> _Stated goal_
Among the records below, find each line that includes the string "damage" and copy it.

> _Records for the task_
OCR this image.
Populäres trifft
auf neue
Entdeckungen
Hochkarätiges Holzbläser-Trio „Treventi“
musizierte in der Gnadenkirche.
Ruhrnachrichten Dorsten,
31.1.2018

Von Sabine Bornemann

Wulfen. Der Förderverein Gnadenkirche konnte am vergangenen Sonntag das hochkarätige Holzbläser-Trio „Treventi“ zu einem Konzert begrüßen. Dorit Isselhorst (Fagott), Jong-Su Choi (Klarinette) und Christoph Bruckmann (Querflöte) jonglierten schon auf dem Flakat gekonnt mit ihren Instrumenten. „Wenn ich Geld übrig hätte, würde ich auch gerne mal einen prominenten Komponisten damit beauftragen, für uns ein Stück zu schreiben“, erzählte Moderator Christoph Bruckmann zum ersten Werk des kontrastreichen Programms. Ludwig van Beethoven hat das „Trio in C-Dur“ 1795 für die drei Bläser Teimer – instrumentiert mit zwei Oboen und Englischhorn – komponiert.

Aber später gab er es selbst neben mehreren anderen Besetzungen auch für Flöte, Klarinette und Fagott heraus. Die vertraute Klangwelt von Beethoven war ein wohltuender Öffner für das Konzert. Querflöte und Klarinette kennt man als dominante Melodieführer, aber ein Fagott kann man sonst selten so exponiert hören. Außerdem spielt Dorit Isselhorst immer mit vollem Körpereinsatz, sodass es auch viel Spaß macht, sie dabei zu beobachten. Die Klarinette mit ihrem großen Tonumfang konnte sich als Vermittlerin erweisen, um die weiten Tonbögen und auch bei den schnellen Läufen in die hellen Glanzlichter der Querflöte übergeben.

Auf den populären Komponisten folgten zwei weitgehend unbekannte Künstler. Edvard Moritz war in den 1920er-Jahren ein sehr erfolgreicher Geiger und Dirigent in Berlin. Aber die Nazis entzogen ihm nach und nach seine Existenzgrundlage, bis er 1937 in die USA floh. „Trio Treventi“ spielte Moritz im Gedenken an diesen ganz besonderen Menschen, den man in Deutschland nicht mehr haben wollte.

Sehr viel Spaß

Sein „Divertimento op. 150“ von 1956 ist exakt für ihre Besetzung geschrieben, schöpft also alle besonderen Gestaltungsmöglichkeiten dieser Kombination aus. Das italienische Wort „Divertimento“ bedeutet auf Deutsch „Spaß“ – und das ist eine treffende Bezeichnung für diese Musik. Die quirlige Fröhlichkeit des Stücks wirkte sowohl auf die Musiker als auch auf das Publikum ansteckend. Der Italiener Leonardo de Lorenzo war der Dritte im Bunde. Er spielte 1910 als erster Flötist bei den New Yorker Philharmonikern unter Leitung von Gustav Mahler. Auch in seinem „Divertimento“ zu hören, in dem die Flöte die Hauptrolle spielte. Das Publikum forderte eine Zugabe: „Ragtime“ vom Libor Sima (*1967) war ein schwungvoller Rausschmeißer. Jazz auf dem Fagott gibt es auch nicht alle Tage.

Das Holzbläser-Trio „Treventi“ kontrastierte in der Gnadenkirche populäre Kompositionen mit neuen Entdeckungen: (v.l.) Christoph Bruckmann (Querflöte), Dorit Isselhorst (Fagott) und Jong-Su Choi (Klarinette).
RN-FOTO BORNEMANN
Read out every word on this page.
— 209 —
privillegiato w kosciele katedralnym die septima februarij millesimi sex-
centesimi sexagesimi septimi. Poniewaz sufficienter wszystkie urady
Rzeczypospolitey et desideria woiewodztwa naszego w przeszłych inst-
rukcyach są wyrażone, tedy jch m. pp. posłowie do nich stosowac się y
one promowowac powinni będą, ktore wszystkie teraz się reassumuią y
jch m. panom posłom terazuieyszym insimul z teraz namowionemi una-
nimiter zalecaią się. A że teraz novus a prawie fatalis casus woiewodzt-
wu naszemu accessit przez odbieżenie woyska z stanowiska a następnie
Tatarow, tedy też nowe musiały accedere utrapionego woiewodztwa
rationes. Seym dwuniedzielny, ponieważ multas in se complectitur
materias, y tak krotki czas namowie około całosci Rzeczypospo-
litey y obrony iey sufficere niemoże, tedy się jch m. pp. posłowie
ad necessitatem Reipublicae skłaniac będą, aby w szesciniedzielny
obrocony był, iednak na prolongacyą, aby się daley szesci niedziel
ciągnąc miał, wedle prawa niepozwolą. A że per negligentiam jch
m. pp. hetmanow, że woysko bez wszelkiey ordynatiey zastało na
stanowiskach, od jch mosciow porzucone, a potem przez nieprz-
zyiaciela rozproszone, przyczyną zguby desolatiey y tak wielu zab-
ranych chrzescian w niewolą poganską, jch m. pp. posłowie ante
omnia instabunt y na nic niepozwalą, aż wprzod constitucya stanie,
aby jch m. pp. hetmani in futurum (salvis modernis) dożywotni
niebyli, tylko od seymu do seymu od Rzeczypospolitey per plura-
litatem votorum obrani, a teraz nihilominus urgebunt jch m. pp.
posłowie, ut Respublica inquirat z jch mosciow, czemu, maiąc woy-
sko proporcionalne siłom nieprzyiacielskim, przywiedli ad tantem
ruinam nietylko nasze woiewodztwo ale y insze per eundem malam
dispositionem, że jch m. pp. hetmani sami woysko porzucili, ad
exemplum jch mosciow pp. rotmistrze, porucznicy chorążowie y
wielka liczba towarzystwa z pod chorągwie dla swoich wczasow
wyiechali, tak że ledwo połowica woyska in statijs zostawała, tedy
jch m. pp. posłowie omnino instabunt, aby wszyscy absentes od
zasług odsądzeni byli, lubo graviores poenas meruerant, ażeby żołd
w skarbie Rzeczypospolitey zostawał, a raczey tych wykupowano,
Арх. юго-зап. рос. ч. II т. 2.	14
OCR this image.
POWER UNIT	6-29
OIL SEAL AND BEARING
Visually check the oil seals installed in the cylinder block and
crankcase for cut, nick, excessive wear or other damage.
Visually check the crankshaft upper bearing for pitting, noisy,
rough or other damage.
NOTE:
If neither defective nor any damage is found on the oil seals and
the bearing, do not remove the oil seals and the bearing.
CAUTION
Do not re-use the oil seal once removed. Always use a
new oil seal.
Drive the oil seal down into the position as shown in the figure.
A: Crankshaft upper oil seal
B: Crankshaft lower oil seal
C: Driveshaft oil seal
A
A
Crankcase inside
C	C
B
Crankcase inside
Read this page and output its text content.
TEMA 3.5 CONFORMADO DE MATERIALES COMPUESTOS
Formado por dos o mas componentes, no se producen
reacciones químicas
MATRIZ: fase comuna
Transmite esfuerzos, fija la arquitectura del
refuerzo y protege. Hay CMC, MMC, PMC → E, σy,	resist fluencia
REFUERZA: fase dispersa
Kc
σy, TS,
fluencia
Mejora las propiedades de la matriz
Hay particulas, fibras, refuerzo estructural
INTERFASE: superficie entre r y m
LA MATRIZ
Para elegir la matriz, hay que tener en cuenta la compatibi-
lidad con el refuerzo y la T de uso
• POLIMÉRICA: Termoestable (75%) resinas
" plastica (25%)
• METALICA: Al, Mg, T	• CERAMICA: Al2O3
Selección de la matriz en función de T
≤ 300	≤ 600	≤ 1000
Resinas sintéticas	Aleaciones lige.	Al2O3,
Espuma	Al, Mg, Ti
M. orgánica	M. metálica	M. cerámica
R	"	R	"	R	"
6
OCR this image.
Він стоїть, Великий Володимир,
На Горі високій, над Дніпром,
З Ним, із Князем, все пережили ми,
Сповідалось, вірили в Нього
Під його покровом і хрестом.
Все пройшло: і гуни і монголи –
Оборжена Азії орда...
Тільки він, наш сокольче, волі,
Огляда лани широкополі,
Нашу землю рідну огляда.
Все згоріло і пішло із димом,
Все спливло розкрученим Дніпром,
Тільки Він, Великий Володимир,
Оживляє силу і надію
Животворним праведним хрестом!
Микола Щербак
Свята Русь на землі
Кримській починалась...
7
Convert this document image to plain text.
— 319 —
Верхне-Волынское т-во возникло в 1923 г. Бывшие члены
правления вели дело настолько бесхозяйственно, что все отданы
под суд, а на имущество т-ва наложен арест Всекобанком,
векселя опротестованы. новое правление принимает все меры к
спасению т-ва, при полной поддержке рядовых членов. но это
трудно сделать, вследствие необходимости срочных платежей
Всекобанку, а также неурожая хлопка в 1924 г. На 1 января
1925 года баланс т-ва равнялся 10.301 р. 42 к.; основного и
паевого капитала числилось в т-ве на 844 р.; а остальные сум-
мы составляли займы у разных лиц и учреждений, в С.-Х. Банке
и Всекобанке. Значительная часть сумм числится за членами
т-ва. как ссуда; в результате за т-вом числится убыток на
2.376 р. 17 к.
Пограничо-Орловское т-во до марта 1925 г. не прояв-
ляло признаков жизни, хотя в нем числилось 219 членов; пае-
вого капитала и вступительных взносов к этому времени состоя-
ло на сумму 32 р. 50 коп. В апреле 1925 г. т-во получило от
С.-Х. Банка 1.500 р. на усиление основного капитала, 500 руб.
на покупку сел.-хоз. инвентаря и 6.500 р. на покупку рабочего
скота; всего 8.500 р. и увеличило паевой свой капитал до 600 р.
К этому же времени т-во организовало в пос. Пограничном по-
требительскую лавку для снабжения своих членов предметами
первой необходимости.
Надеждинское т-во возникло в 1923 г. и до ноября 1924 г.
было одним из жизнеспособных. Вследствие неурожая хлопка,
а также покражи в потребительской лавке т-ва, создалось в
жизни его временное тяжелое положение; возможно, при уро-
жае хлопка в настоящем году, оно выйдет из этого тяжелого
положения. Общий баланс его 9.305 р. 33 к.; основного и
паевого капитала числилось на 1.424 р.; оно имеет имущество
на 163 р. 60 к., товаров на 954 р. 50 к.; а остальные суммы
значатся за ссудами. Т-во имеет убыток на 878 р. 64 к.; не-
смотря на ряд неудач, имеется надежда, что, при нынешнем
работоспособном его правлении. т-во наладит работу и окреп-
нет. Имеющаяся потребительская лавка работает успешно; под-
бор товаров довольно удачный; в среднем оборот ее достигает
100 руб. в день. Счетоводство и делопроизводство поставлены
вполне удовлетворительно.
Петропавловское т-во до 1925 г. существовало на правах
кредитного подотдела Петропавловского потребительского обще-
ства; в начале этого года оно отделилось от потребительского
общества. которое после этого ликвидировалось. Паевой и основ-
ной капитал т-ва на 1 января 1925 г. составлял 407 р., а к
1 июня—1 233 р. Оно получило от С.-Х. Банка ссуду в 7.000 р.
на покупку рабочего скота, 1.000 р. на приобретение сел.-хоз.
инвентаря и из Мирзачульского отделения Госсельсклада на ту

> _Response for this exercise_
crankcase for cut, nick, excessive wear or other damage.
rough or other damage.
If neither defective nor any damage is found on the oil seals and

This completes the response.